*Exercise description*. Copy down every line where the string "around" shows up.

*Given data*.
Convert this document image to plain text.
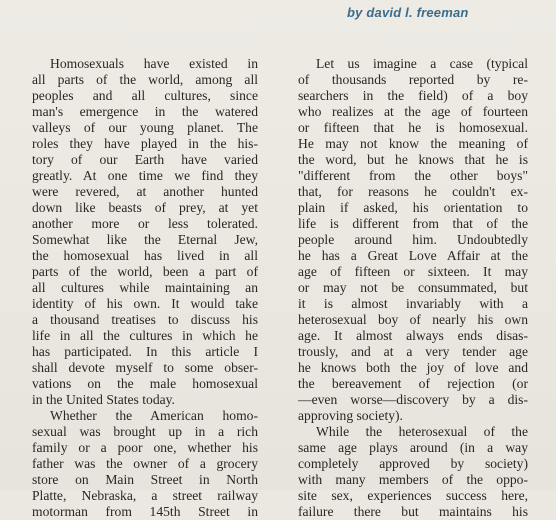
by david l. freeman
Homosexuals have existed in
all parts of the world, among all
peoples and all cultures, since
man's emergence in the watered
valleys of our young planet. The
roles they have played in the his-
tory of our Earth have varied
greatly. At one time we find they
were revered, at another hunted
down like beasts of prey, at yet
another more or less tolerated.
Somewhat like the Eternal Jew,
the homosexual has lived in all
parts of the world, been a part of
all cultures while maintaining an
identity of his own. It would take
a thousand treatises to discuss his
life in all the cultures in which he
has participated. In this article I
shall devote myself to some obser-
vations on the male homosexual
in the United States today.
Whether the American homo-
sexual was brought up in a rich
family or a poor one, whether his
father was the owner of a grocery
store on Main Street in North
Platte, Nebraska, a street railway
motorman from 145th Street in
Let us imagine a case (typical
of thousands reported by re-
searchers in the field) of a boy
who realizes at the age of fourteen
or fifteen that he is homosexual.
He may not know the meaning of
the word, but he knows that he is
"different from the other boys"
that, for reasons he couldn't ex-
plain if asked, his orientation to
life is different from that of the
people around him. Undoubtedly
he has a Great Love Affair at the
age of fifteen or sixteen. It may
or may not be consummated, but
it is almost invariably with a
heterosexual boy of nearly his own
age. It almost always ends disas-
trously, and at a very tender age
he knows both the joy of love and
the bereavement of rejection (or
—even worse—discovery by a dis-
approving society).
While the heterosexual of the
same age plays around (in a way
completely approved by society)
with many members of the oppo-
site sex, experiences success here,
failure there but maintains his
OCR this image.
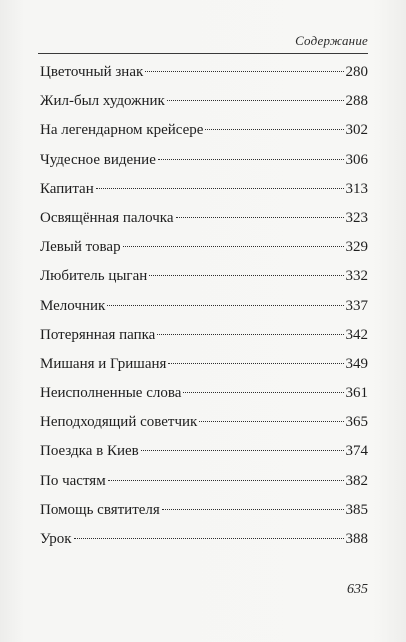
Содержание
Цветочный знак	280
Жил-был художник	288
На легендарном крейсере	302
Чудесное видение	306
Капитан	313
Освящённая палочка	323
Левый товар	329
Любитель цыган	332
Мелочник	337
Потерянная папка	342
Мишаня и Гришаня	349
Неисполненные слова	361
Неподходящий советчик	365
Поездка в Киев	374
По частям	382
Помощь святителя	385
Урок	388
635
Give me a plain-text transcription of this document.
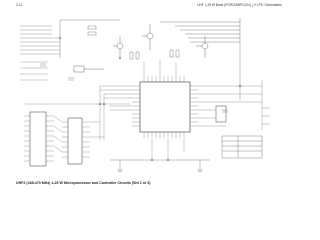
2-10	UHF 1-25 W Band (PGRCMWPC024) (-/+) PS / Schematics
UHF2 (438-470 MHz) 1-25 W Microprocessor and Controller Circuits (Sht 1 of 3)
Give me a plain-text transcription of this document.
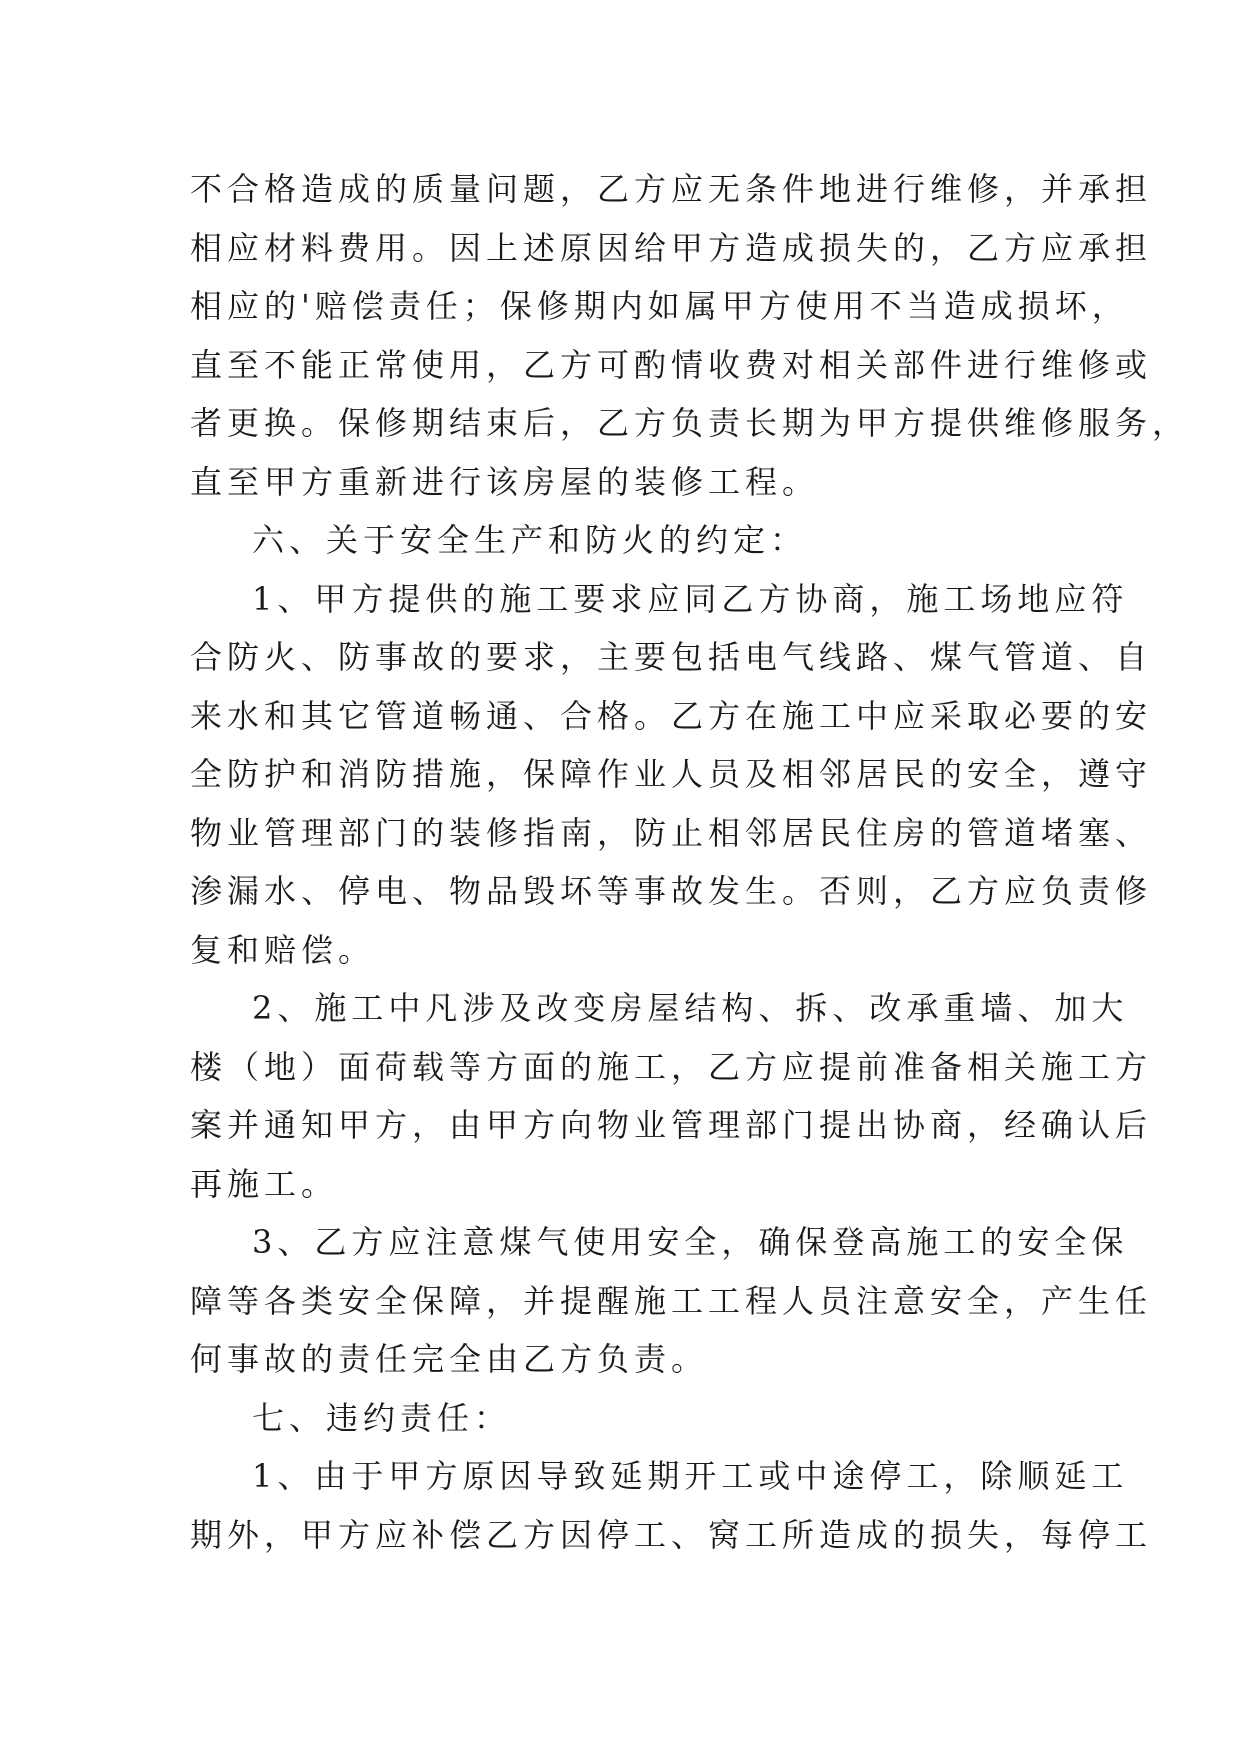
不合格造成的质量问题，乙方应无条件地进行维修，并承担
相应材料费用。因上述原因给甲方造成损失的，乙方应承担
相应的'赔偿责任；保修期内如属甲方使用不当造成损坏，
直至不能正常使用，乙方可酌情收费对相关部件进行维修或
者更换。保修期结束后，乙方负责长期为甲方提供维修服务，
直至甲方重新进行该房屋的装修工程。
六、关于安全生产和防火的约定：
1、甲方提供的施工要求应同乙方协商，施工场地应符
合防火、防事故的要求，主要包括电气线路、煤气管道、自
来水和其它管道畅通、合格。乙方在施工中应采取必要的安
全防护和消防措施，保障作业人员及相邻居民的安全，遵守
物业管理部门的装修指南，防止相邻居民住房的管道堵塞、
渗漏水、停电、物品毁坏等事故发生。否则，乙方应负责修
复和赔偿。
2、施工中凡涉及改变房屋结构、拆、改承重墙、加大
楼（地）面荷载等方面的施工，乙方应提前准备相关施工方
案并通知甲方，由甲方向物业管理部门提出协商，经确认后
再施工。
3、乙方应注意煤气使用安全，确保登高施工的安全保
障等各类安全保障，并提醒施工工程人员注意安全，产生任
何事故的责任完全由乙方负责。
七、违约责任：
1、由于甲方原因导致延期开工或中途停工，除顺延工
期外，甲方应补偿乙方因停工、窝工所造成的损失，每停工
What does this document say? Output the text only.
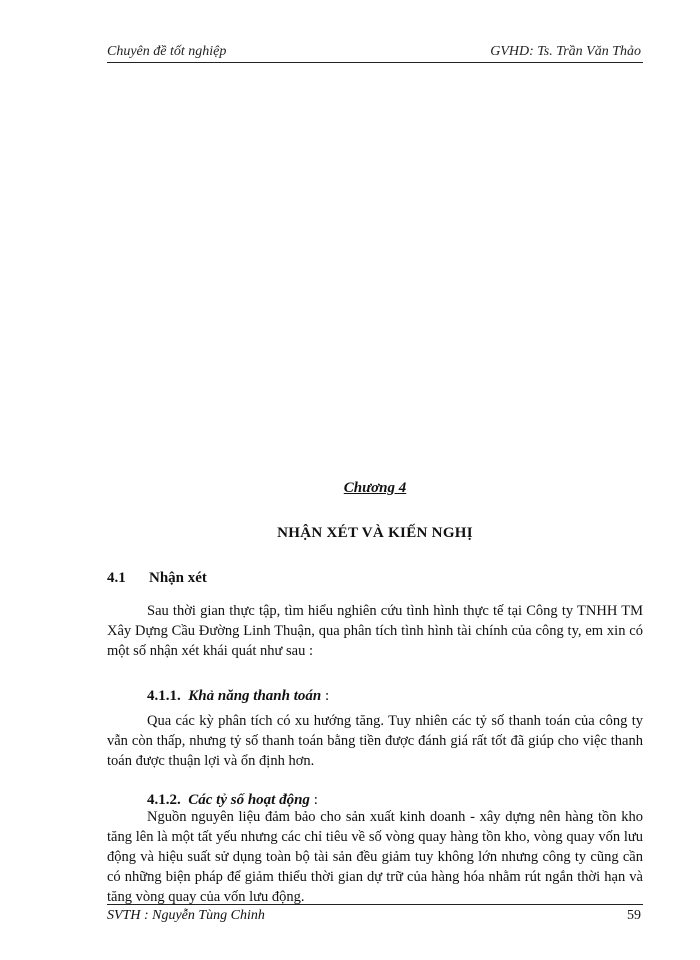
Chuyên đề tốt nghiệp	GVHD: Ts. Trần Văn Thảo
Chương 4
NHẬN XÉT VÀ KIẾN NGHỊ
4.1 Nhận xét
Sau thời gian thực tập, tìm hiểu nghiên cứu tình hình thực tế tại Công ty TNHH TM Xây Dựng Cầu Đường Linh Thuận, qua phân tích tình hình tài chính của công ty, em xin có một số nhận xét khái quát như sau :
4.1.1. Khả năng thanh toán :
Qua các kỳ phân tích có xu hướng tăng. Tuy nhiên các tỷ số thanh toán của công ty vẫn còn thấp, nhưng tỷ số thanh toán bằng tiền được đánh giá rất tốt đã giúp cho việc thanh toán được thuận lợi và ổn định hơn.
4.1.2. Các tỷ số hoạt động :
Nguồn nguyên liệu đảm bảo cho sản xuất kinh doanh - xây dựng nên hàng tồn kho tăng lên là một tất yếu nhưng các chỉ tiêu về số vòng quay hàng tồn kho, vòng quay vốn lưu động và hiệu suất sử dụng toàn bộ tài sản đều giảm tuy không lớn nhưng công ty cũng cần có những biện pháp để giảm thiểu thời gian dự trữ của hàng hóa nhằm rút ngắn thời hạn và tăng vòng quay của vốn lưu động.
SVTH : Nguyễn Tùng Chinh	59
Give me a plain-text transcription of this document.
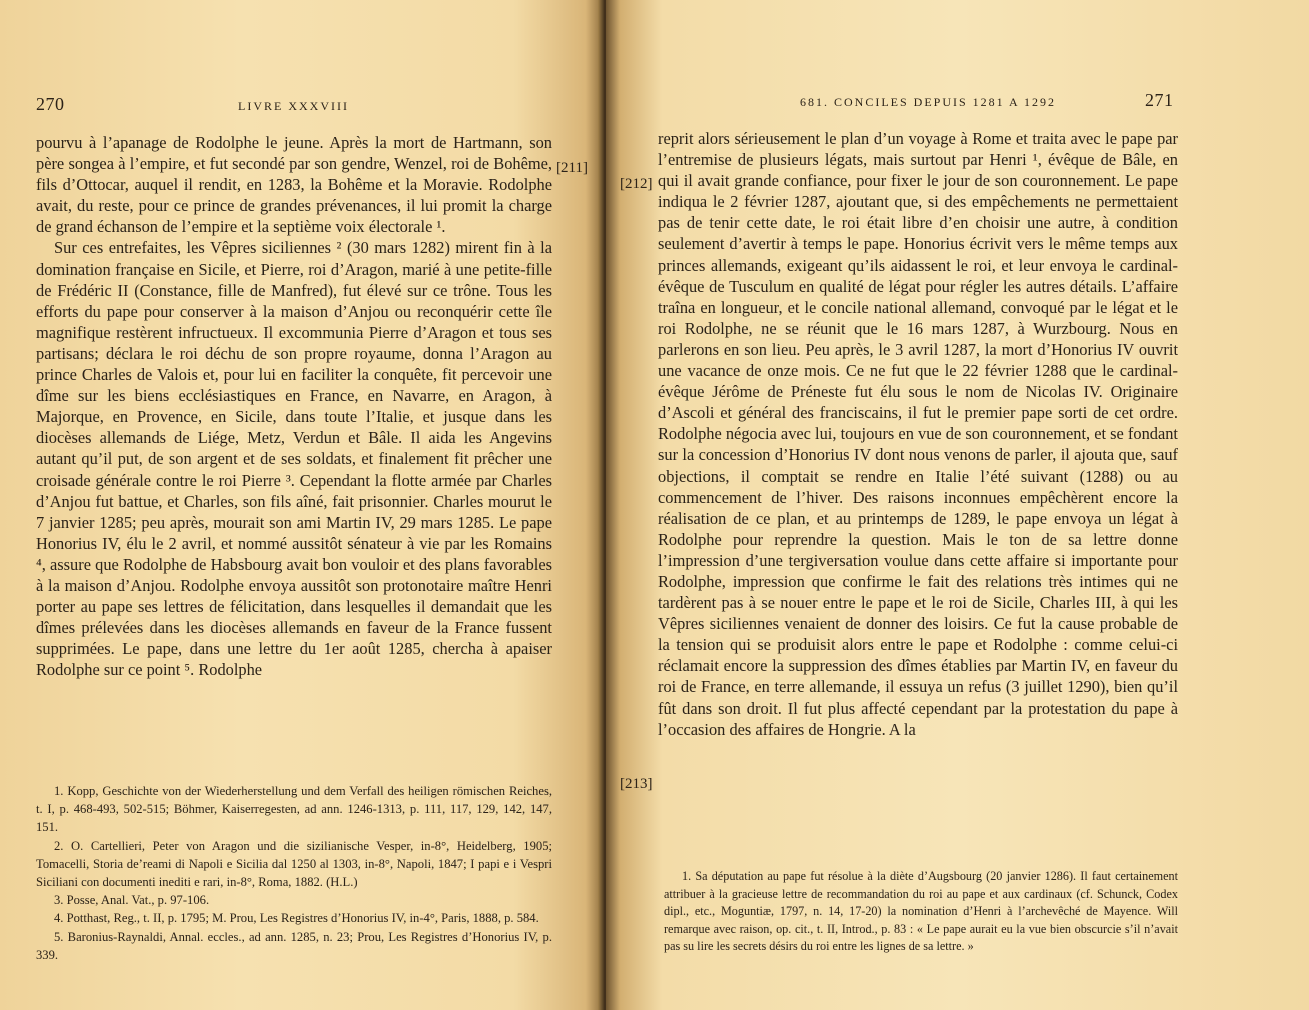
270	LIVRE XXXVIII

pourvu à l’apanage de Rodolphe le jeune. Après la mort de Hartmann, son père songea à l’empire, et fut secondé par son gendre, Wenzel, roi de Bohême, fils d’Ottocar, auquel il rendit, en 1283, la Bohême et la Moravie. Rodolphe avait, du reste, pour ce prince de grandes prévenances, il lui promit la charge de grand échanson de l’empire et la septième voix électorale ¹.

Sur ces entrefaites, les Vêpres siciliennes ² (30 mars 1282) mirent fin à la domination française en Sicile, et Pierre, roi d’Aragon, marié à une petite-fille de Frédéric II (Constance, fille de Manfred), fut élevé sur ce trône. Tous les efforts du pape pour conserver à la maison d’Anjou ou reconquérir cette île magnifique restèrent infructueux. Il excommunia Pierre d’Aragon et tous ses partisans; déclara le roi déchu de son propre royaume, donna l’Aragon au prince Charles de Valois et, pour lui en faciliter la conquête, fit percevoir une dîme sur les biens ecclésiastiques en France, en Navarre, en Aragon, à Majorque, en Provence, en Sicile, dans toute l’Italie, et jusque dans les diocèses allemands de Liége, Metz, Verdun et Bâle. Il aida les Angevins autant qu’il put, de son argent et de ses soldats, et finalement fit prêcher une croisade générale contre le roi Pierre ³. Cependant la flotte armée par Charles d’Anjou fut battue, et Charles, son fils aîné, fait prisonnier. Charles mourut le 7 janvier 1285; peu après, mourait son ami Martin IV, 29 mars 1285. Le pape Honorius IV, élu le 2 avril, et nommé aussitôt sénateur à vie par les Romains ⁴, assure que Rodolphe de Habsbourg avait bon vouloir et des plans favorables à la maison d’Anjou. Rodolphe envoya aussitôt son protonotaire maître Henri porter au pape ses lettres de félicitation, dans lesquelles il demandait que les dîmes prélevées dans les diocèses allemands en faveur de la France fussent supprimées. Le pape, dans une lettre du 1er août 1285, chercha à apaiser Rodolphe sur ce point ⁵. Rodolphe

[211]

1. Kopp, Geschichte von der Wiederherstellung und dem Verfall des heiligen römischen Reiches, t. I, p. 468-493, 502-515; Böhmer, Kaiserregesten, ad ann. 1246-1313, p. 111, 117, 129, 142, 147, 151.

2. O. Cartellieri, Peter von Aragon und die sizilianische Vesper, in-8°, Heidelberg, 1905; Tomacelli, Storia de’reami di Napoli e Sicilia dal 1250 al 1303, in-8°, Napoli, 1847; I papi e i Vespri Siciliani con documenti inediti e rari, in-8°, Roma, 1882. (H.L.)

3. Posse, Anal. Vat., p. 97-106.

4. Potthast, Reg., t. II, p. 1795; M. Prou, Les Registres d’Honorius IV, in-4°, Paris, 1888, p. 584.

5. Baronius-Raynaldi, Annal. eccles., ad ann. 1285, n. 23; Prou, Les Registres d’Honorius IV, p. 339.

681. CONCILES DEPUIS 1281 A 1292	271
[212]
[213]

reprit alors sérieusement le plan d’un voyage à Rome et traita avec le pape par l’entremise de plusieurs légats, mais surtout par Henri ¹, évêque de Bâle, en qui il avait grande confiance, pour fixer le jour de son couronnement. Le pape indiqua le 2 février 1287, ajoutant que, si des empêchements ne permettaient pas de tenir cette date, le roi était libre d’en choisir une autre, à condition seulement d’avertir à temps le pape. Honorius écrivit vers le même temps aux princes allemands, exigeant qu’ils aidassent le roi, et leur envoya le cardinal-évêque de Tusculum en qualité de légat pour régler les autres détails. L’affaire traîna en longueur, et le concile national allemand, convoqué par le légat et le roi Rodolphe, ne se réunit que le 16 mars 1287, à Wurzbourg. Nous en parlerons en son lieu. Peu après, le 3 avril 1287, la mort d’Honorius IV ouvrit une vacance de onze mois. Ce ne fut que le 22 février 1288 que le cardinal-évêque Jérôme de Préneste fut élu sous le nom de Nicolas IV. Originaire d’Ascoli et général des franciscains, il fut le premier pape sorti de cet ordre. Rodolphe négocia avec lui, toujours en vue de son couronnement, et se fondant sur la concession d’Honorius IV dont nous venons de parler, il ajouta que, sauf objections, il comptait se rendre en Italie l’été suivant (1288) ou au commencement de l’hiver. Des raisons inconnues empêchèrent encore la réalisation de ce plan, et au printemps de 1289, le pape envoya un légat à Rodolphe pour reprendre la question. Mais le ton de sa lettre donne l’impression d’une tergiversation voulue dans cette affaire si importante pour Rodolphe, impression que confirme le fait des relations très intimes qui ne tardèrent pas à se nouer entre le pape et le roi de Sicile, Charles III, à qui les Vêpres siciliennes venaient de donner des loisirs. Ce fut la cause probable de la tension qui se produisit alors entre le pape et Rodolphe : comme celui-ci réclamait encore la suppression des dîmes établies par Martin IV, en faveur du roi de France, en terre allemande, il essuya un refus (3 juillet 1290), bien qu’il fût dans son droit. Il fut plus affecté cependant par la protestation du pape à l’occasion des affaires de Hongrie. A la

1. Sa députation au pape fut résolue à la diète d’Augsbourg (20 janvier 1286). Il faut certainement attribuer à la gracieuse lettre de recommandation du roi au pape et aux cardinaux (cf. Schunck, Codex dipl., etc., Moguntiæ, 1797, n. 14, 17-20) la nomination d’Henri à l’archevêché de Mayence. Will remarque avec raison, op. cit., t. II, Introd., p. 83 : « Le pape aurait eu la vue bien obscurcie s’il n’avait pas su lire les secrets désirs du roi entre les lignes de sa lettre. »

*Response below*.
people around him. Undoubtedly
same age plays around (in a way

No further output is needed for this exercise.